## Begin Task input
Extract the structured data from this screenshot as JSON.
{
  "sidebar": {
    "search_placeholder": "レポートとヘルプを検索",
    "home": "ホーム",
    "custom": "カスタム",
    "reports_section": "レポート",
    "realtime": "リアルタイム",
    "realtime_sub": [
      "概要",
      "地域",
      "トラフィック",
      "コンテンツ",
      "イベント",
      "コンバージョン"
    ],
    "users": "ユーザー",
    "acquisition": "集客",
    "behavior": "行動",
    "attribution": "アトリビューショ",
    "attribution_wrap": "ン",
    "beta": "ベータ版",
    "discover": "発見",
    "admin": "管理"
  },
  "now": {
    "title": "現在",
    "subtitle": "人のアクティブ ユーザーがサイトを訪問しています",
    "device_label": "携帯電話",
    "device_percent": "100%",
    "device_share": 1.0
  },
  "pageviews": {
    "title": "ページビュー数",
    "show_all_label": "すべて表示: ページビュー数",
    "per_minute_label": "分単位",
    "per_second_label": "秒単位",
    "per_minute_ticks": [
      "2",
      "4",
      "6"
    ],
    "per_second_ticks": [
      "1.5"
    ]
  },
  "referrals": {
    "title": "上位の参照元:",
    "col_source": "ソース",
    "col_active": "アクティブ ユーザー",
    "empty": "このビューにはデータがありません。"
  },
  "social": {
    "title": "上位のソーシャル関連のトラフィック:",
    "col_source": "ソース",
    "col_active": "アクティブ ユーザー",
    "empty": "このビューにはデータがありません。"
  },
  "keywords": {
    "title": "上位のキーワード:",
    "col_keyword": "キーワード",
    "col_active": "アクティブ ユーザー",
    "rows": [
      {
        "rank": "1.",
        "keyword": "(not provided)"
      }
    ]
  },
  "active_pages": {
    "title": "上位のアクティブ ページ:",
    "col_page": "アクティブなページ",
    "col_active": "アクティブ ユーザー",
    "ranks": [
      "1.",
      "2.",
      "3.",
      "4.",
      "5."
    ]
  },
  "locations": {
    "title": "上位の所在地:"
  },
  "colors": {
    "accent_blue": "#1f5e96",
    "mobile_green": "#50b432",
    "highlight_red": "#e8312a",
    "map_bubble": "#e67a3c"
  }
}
## End Task input
Task requirements: Copy all of the material word for word.

Response below:
Extract the structured data from this screenshot as JSON.
{
  "sidebar": {
    "search_placeholder": "レポートとヘルプを検索",
    "home": "ホーム",
    "custom": "カスタム",
    "reports_section": "レポート",
    "realtime": "リアルタイム",
    "realtime_sub": [
      "概要",
      "地域",
      "トラフィック",
      "コンテンツ",
      "イベント",
      "コンバージョン"
    ],
    "users": "ユーザー",
    "acquisition": "集客",
    "behavior": "行動",
    "attribution": "アトリビューショ",
    "attribution_wrap": "ン",
    "beta": "ベータ版",
    "discover": "発見",
    "admin": "管理"
  },
  "now": {
    "title": "現在",
    "subtitle": "人のアクティブ ユーザーがサイトを訪問しています",
    "device_label": "携帯電話",
    "device_percent": "100%",
    "device_share": 1.0
  },
  "pageviews": {
    "title": "ページビュー数",
    "show_all_label": "すべて表示: ページビュー数",
    "per_minute_label": "分単位",
    "per_second_label": "秒単位",
    "per_minute_ticks": [
      "2",
      "4",
      "6"
    ],
    "per_second_ticks": [
      "1.5"
    ]
  },
  "referrals": {
    "title": "上位の参照元:",
    "col_source": "ソース",
    "col_active": "アクティブ ユーザー",
    "empty": "このビューにはデータがありません。"
  },
  "social": {
    "title": "上位のソーシャル関連のトラフィック:",
    "col_source": "ソース",
    "col_active": "アクティブ ユーザー",
    "empty": "このビューにはデータがありません。"
  },
  "keywords": {
    "title": "上位のキーワード:",
    "col_keyword": "キーワード",
    "col_active": "アクティブ ユーザー",
    "rows": [
      {
        "rank": "1.",
        "keyword": "(not provided)"
      }
    ]
  },
  "active_pages": {
    "title": "上位のアクティブ ページ:",
    "col_page": "アクティブなページ",
    "col_active": "アクティブ ユーザー",
    "ranks": [
      "1.",
      "2.",
      "3.",
      "4.",
      "5."
    ]
  },
  "locations": {
    "title": "上位の所在地:"
  },
  "colors": {
    "accent_blue": "#1f5e96",
    "mobile_green": "#50b432",
    "highlight_red": "#e8312a",
    "map_bubble": "#e67a3c"
  }
}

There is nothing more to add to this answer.